Records from a collection
━━━━━━━━

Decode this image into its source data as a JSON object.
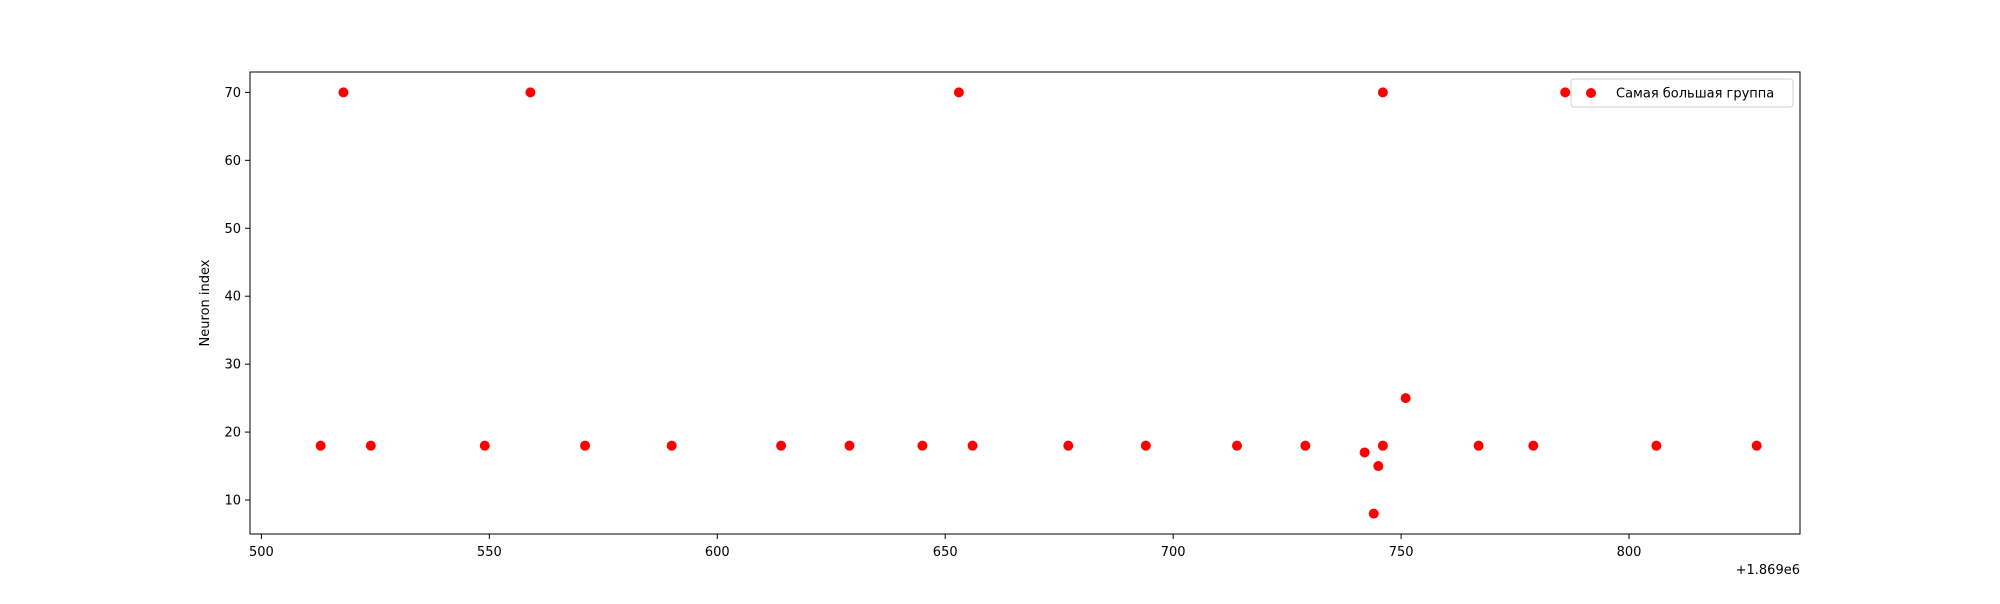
{
  "chart_data": {
    "type": "scatter",
    "title": "",
    "xlabel": "",
    "ylabel": "Neuron index",
    "x_offset_label": "+1.869e6",
    "xlim": [
      1869497.5,
      1869837.5
    ],
    "ylim": [
      5,
      73
    ],
    "x_ticks": [
      1869500,
      1869550,
      1869600,
      1869650,
      1869700,
      1869750,
      1869800
    ],
    "x_tick_labels": [
      "500",
      "550",
      "600",
      "650",
      "700",
      "750",
      "800"
    ],
    "y_ticks": [
      10,
      20,
      30,
      40,
      50,
      60,
      70
    ],
    "y_tick_labels": [
      "10",
      "20",
      "30",
      "40",
      "50",
      "60",
      "70"
    ],
    "grid": false,
    "legend_position": "top-right",
    "series": [
      {
        "name": "Самая большая группа",
        "color": "#ff0000",
        "marker": "circle",
        "points": [
          {
            "x": 1869513,
            "y": 18
          },
          {
            "x": 1869518,
            "y": 70
          },
          {
            "x": 1869524,
            "y": 18
          },
          {
            "x": 1869549,
            "y": 18
          },
          {
            "x": 1869559,
            "y": 70
          },
          {
            "x": 1869571,
            "y": 18
          },
          {
            "x": 1869590,
            "y": 18
          },
          {
            "x": 1869614,
            "y": 18
          },
          {
            "x": 1869629,
            "y": 18
          },
          {
            "x": 1869645,
            "y": 18
          },
          {
            "x": 1869653,
            "y": 70
          },
          {
            "x": 1869656,
            "y": 18
          },
          {
            "x": 1869677,
            "y": 18
          },
          {
            "x": 1869694,
            "y": 18
          },
          {
            "x": 1869714,
            "y": 18
          },
          {
            "x": 1869729,
            "y": 18
          },
          {
            "x": 1869742,
            "y": 17
          },
          {
            "x": 1869744,
            "y": 8
          },
          {
            "x": 1869745,
            "y": 15
          },
          {
            "x": 1869746,
            "y": 18
          },
          {
            "x": 1869746,
            "y": 70
          },
          {
            "x": 1869751,
            "y": 25
          },
          {
            "x": 1869767,
            "y": 18
          },
          {
            "x": 1869779,
            "y": 18
          },
          {
            "x": 1869786,
            "y": 70
          },
          {
            "x": 1869806,
            "y": 18
          },
          {
            "x": 1869828,
            "y": 18
          }
        ]
      }
    ]
  }
}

━━━━━━━━

What you need to do. Your copy should repeat each entry above exactly but contain no pictures.

Correct response.
Decode this image into its source data as a JSON object.
{
  "chart_data": {
    "type": "scatter",
    "title": "",
    "xlabel": "",
    "ylabel": "Neuron index",
    "x_offset_label": "+1.869e6",
    "xlim": [
      1869497.5,
      1869837.5
    ],
    "ylim": [
      5,
      73
    ],
    "x_ticks": [
      1869500,
      1869550,
      1869600,
      1869650,
      1869700,
      1869750,
      1869800
    ],
    "x_tick_labels": [
      "500",
      "550",
      "600",
      "650",
      "700",
      "750",
      "800"
    ],
    "y_ticks": [
      10,
      20,
      30,
      40,
      50,
      60,
      70
    ],
    "y_tick_labels": [
      "10",
      "20",
      "30",
      "40",
      "50",
      "60",
      "70"
    ],
    "grid": false,
    "legend_position": "top-right",
    "series": [
      {
        "name": "Самая большая группа",
        "color": "#ff0000",
        "marker": "circle",
        "points": [
          {
            "x": 1869513,
            "y": 18
          },
          {
            "x": 1869518,
            "y": 70
          },
          {
            "x": 1869524,
            "y": 18
          },
          {
            "x": 1869549,
            "y": 18
          },
          {
            "x": 1869559,
            "y": 70
          },
          {
            "x": 1869571,
            "y": 18
          },
          {
            "x": 1869590,
            "y": 18
          },
          {
            "x": 1869614,
            "y": 18
          },
          {
            "x": 1869629,
            "y": 18
          },
          {
            "x": 1869645,
            "y": 18
          },
          {
            "x": 1869653,
            "y": 70
          },
          {
            "x": 1869656,
            "y": 18
          },
          {
            "x": 1869677,
            "y": 18
          },
          {
            "x": 1869694,
            "y": 18
          },
          {
            "x": 1869714,
            "y": 18
          },
          {
            "x": 1869729,
            "y": 18
          },
          {
            "x": 1869742,
            "y": 17
          },
          {
            "x": 1869744,
            "y": 8
          },
          {
            "x": 1869745,
            "y": 15
          },
          {
            "x": 1869746,
            "y": 18
          },
          {
            "x": 1869746,
            "y": 70
          },
          {
            "x": 1869751,
            "y": 25
          },
          {
            "x": 1869767,
            "y": 18
          },
          {
            "x": 1869779,
            "y": 18
          },
          {
            "x": 1869786,
            "y": 70
          },
          {
            "x": 1869806,
            "y": 18
          },
          {
            "x": 1869828,
            "y": 18
          }
        ]
      }
    ]
  }
}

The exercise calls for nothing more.